INPUT FOR THIS TASK:
_ _ _ _ _ _ _

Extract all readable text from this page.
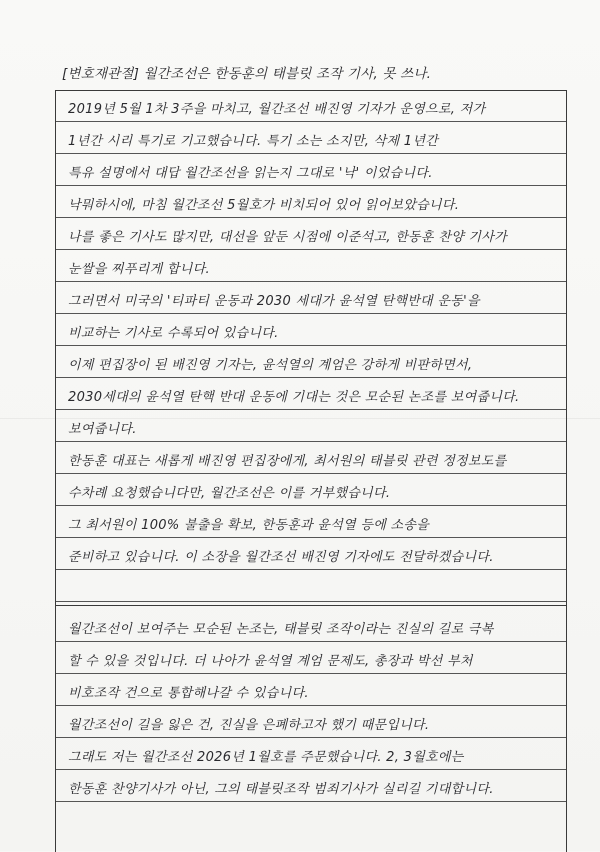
[변호재관절] 월간조선은 한동훈의 태블릿 조작 기사, 못 쓰나.
2019년 5월 1차 3주을 마치고, 월간조선 배진영 기자가 운영으로, 저가
1년간 시리 특기로 기고했습니다. 특기 소는 소지만, 삭제 1년간
특유 설명에서 대답 월간조선을 읽는지 그대로 '낙' 이었습니다.
낙뭐하시에, 마침 월간조선 5월호가 비치되어 있어 읽어보았습니다.
나를 좋은 기사도 많지만, 대선을 앞둔 시점에 이준석고, 한동훈 찬양 기사가
눈쌀을 찌푸리게 합니다.
그러면서 미국의 '티파티 운동과 2030 세대가 윤석열 탄핵반대 운동'을
비교하는 기사로 수록되어 있습니다.
이제 편집장이 된 배진영 기자는, 윤석열의 계엄은 강하게 비판하면서,
2030세대의 윤석열 탄핵 반대 운동에 기대는 것은 모순된 논조를 보여줍니다.
보여줍니다.
한동훈 대표는 새롭게 배진영 편집장에게, 최서원의 태블릿 관련 정정보도를
수차례 요청했습니다만, 월간조선은 이를 거부했습니다.
그 최서원이 100% 불출을 확보, 한동훈과 윤석열 등에 소송을
준비하고 있습니다. 이 소장을 월간조선 배진영 기자에도 전달하겠습니다.
월간조선이 보여주는 모순된 논조는, 태블릿 조작이라는 진실의 길로 극복
할 수 있을 것입니다. 더 나아가 윤석열 계엄 문제도, 총장과 박선 부처
비호조작 건으로 통합해나갈 수 있습니다.
월간조선이 길을 잃은 건, 진실을 은폐하고자 했기 때문입니다.
그래도 저는 월간조선 2026년 1월호를 주문했습니다. 2, 3월호에는
한동훈 찬양기사가 아닌, 그의 태블릿조작 범죄기사가 실리길 기대합니다.
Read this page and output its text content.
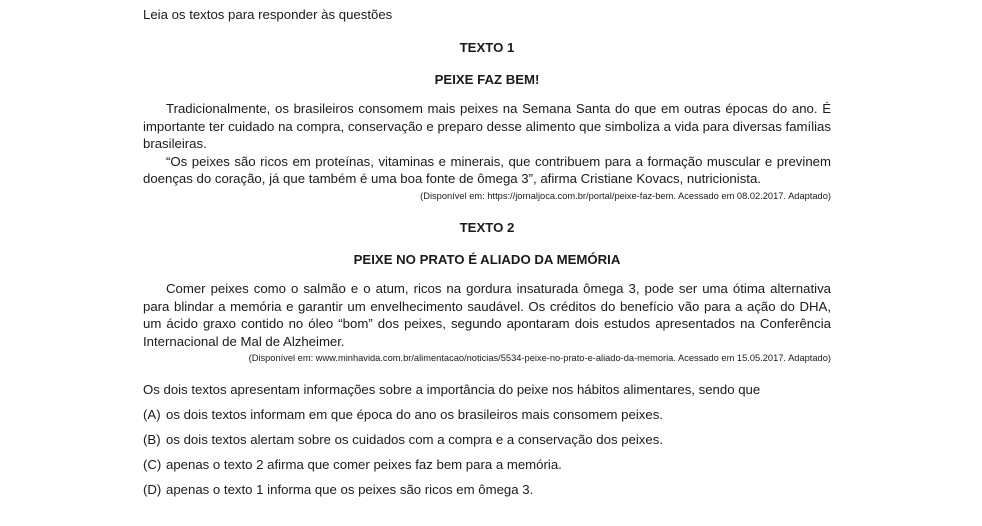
Leia os textos para responder às questões

TEXTO 1

PEIXE FAZ BEM!

Tradicionalmente, os brasileiros consomem mais peixes na Semana Santa do que em outras épocas do ano. É importante ter cuidado na compra, conservação e preparo desse alimento que simboliza a vida para diversas famílias brasileiras.

“Os peixes são ricos em proteínas, vitaminas e minerais, que contribuem para a formação muscular e previnem doenças do coração, já que também é uma boa fonte de ômega 3”, afirma Cristiane Kovacs, nutricionista.

(Disponível em: https://jornaljoca.com.br/portal/peixe-faz-bem. Acessado em 08.02.2017. Adaptado)

TEXTO 2

PEIXE NO PRATO É ALIADO DA MEMÓRIA

Comer peixes como o salmão e o atum, ricos na gordura insaturada ômega 3, pode ser uma ótima alternativa para blindar a memória e garantir um envelhecimento saudável. Os créditos do benefício vão para a ação do DHA, um ácido graxo contido no óleo “bom” dos peixes, segundo apontaram dois estudos apresentados na Conferência Internacional de Mal de Alzheimer.

(Disponível em: www.minhavida.com.br/alimentacao/noticias/5534-peixe-no-prato-e-aliado-da-memoria. Acessado em 15.05.2017. Adaptado)

Os dois textos apresentam informações sobre a importância do peixe nos hábitos alimentares, sendo que

(A) os dois textos informam em que época do ano os brasileiros mais consomem peixes.
(B) os dois textos alertam sobre os cuidados com a compra e a conservação dos peixes.
(C) apenas o texto 2 afirma que comer peixes faz bem para a memória.
(D) apenas o texto 1 informa que os peixes são ricos em ômega 3.
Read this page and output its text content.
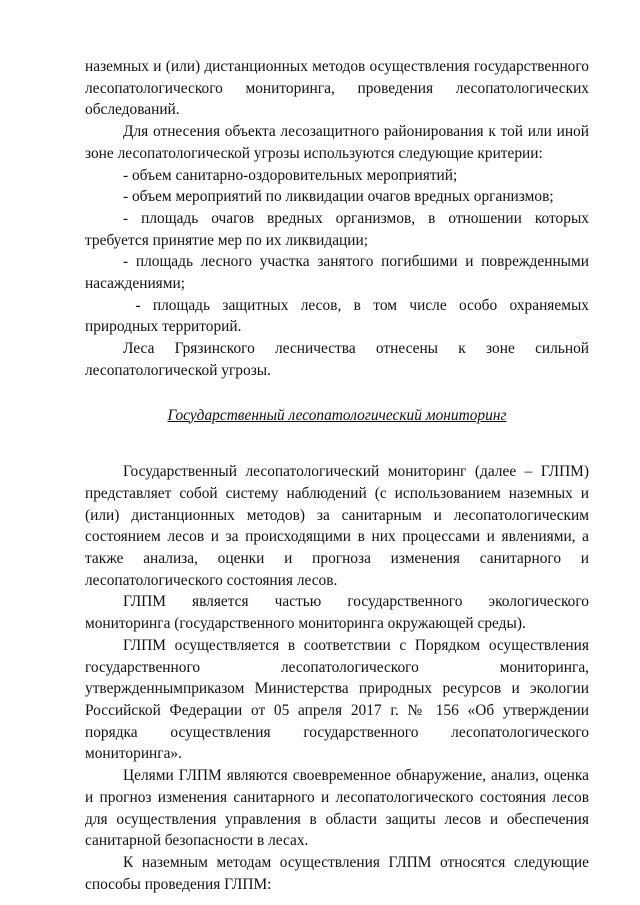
наземных и (или) дистанционных методов осуществления государственного лесопатологического мониторинга, проведения лесопатологических обследований.

Для отнесения объекта лесозащитного районирования к той или иной зоне лесопатологической угрозы используются следующие критерии:

- объем санитарно-оздоровительных мероприятий;

- объем мероприятий по ликвидации очагов вредных организмов;

- площадь очагов вредных организмов, в отношении которых требуется принятие мер по их ликвидации;

- площадь лесного участка занятого погибшими и поврежденными насаждениями;

- площадь защитных лесов, в том числе особо охраняемых природных территорий.

Леса Грязинского лесничества отнесены к зоне сильной лесопатологической угрозы.

Государственный лесопатологический мониторинг

Государственный лесопатологический мониторинг (далее – ГЛПМ) представляет собой систему наблюдений (с использованием наземных и (или) дистанционных методов) за санитарным и лесопатологическим состоянием лесов и за происходящими в них процессами и явлениями, а также анализа, оценки и прогноза изменения санитарного и лесопатологического состояния лесов.

ГЛПМ является частью государственного экологического мониторинга (государственного мониторинга окружающей среды).

ГЛПМ осуществляется в соответствии с Порядком осуществления государственного лесопатологического мониторинга, утвержденнымприказом Министерства природных ресурсов и экологии Российской Федерации от 05 апреля 2017 г. № 156 «Об утверждении порядка осуществления государственного лесопатологического мониторинга».

Целями ГЛПМ являются своевременное обнаружение, анализ, оценка и прогноз изменения санитарного и лесопатологического состояния лесов для осуществления управления в области защиты лесов и обеспечения санитарной безопасности в лесах.

К наземным методам осуществления ГЛПМ относятся следующие способы проведения ГЛПМ:
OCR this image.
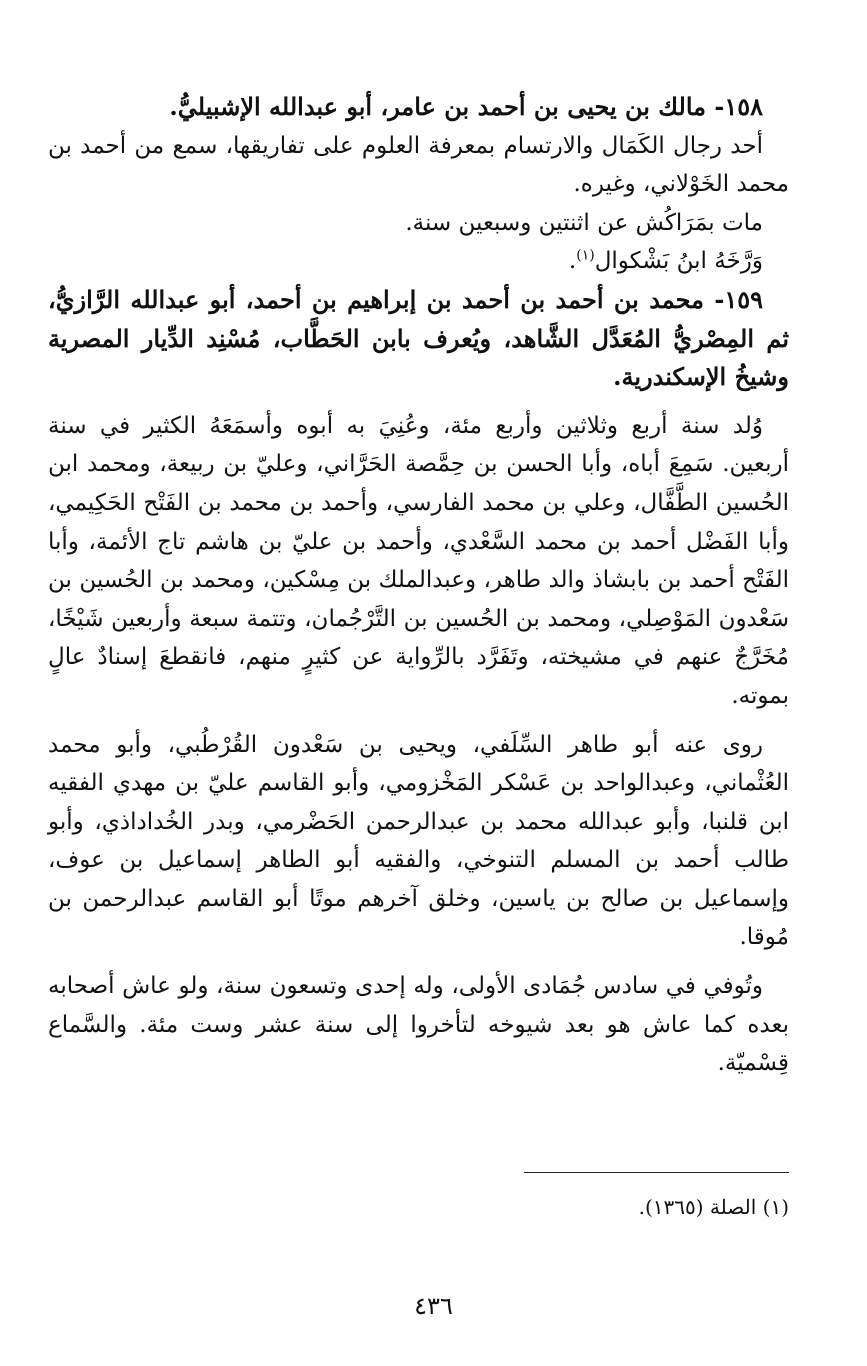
١٥٨- مالك بن يحيى بن أحمد بن عامر، أبو عبدالله الإشبيليُّ.

أحد رجال الكَمَال والارتسام بمعرفة العلوم على تفاريقها، سمع من أحمد بن محمد الخَوْلاني، وغيره.

مات بمَرَاكُش عن اثنتين وسبعين سنة.

وَرَّخَهُ ابنُ بَشْكوال$^{(١)}$.

١٥٩- محمد بن أحمد بن أحمد بن إبراهيم بن أحمد، أبو عبدالله الرَّازيُّ، ثم المِصْريُّ المُعَدَّل الشَّاهد، ويُعرف بابن الحَطَّاب، مُسْنِد الدِّيار المصرية وشيخُ الإسكندرية.

وُلد سنة أربع وثلاثين وأربع مئة، وعُنِيَ به أبوه وأسمَعَهُ الكثير في سنة أربعين. سَمِعَ أباه، وأبا الحسن بن حِمَّصة الحَرَّاني، وعليّ بن ربيعة، ومحمد ابن الحُسين الطَّفَّال، وعلي بن محمد الفارسي، وأحمد بن محمد بن الفَتْح الحَكِيمي، وأبا الفَضْل أحمد بن محمد السَّعْدي، وأحمد بن عليّ بن هاشم تاج الأئمة، وأبا الفَتْح أحمد بن بابشاذ والد طاهر، وعبدالملك بن مِسْكين، ومحمد بن الحُسين بن سَعْدون المَوْصِلي، ومحمد بن الحُسين بن التَّرْجُمان، وتتمة سبعة وأربعين شَيْخًا، مُخَرَّجٌ عنهم في مشيخته، وتَفَرَّد بالرِّواية عن كثيرٍ منهم، فانقطعَ إسنادٌ عالٍ بموته.

روى عنه أبو طاهر السِّلَفي، ويحيى بن سَعْدون القُرْطُبي، وأبو محمد العُثْماني، وعبدالواحد بن عَسْكر المَخْزومي، وأبو القاسم عليّ بن مهدي الفقيه ابن قلنبا، وأبو عبدالله محمد بن عبدالرحمن الحَضْرمي، وبدر الخُداداذي، وأبو طالب أحمد بن المسلم التنوخي، والفقيه أبو الطاهر إسماعيل بن عوف، وإسماعيل بن صالح بن ياسين، وخلق آخرهم موتًا أبو القاسم عبدالرحمن بن مُوقا.

وتُوفي في سادس جُمَادى الأولى، وله إحدى وتسعون سنة، ولو عاش أصحابه بعده كما عاش هو بعد شيوخه لتأخروا إلى سنة عشر وست مئة. والسَّماع قِسْميّة.

(١) الصلة (١٣٦٥).
٤٣٦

_ _ _ _ _ _ _

THE TASK:
Pick each line holding the word "организмов" out of the data and copy it.

FINISHED EXERCISE:
- объем мероприятий по ликвидации очагов вредных организмов;
- площадь очагов вредных организмов, в отношении которых требуется принятие мер по их ликвидации;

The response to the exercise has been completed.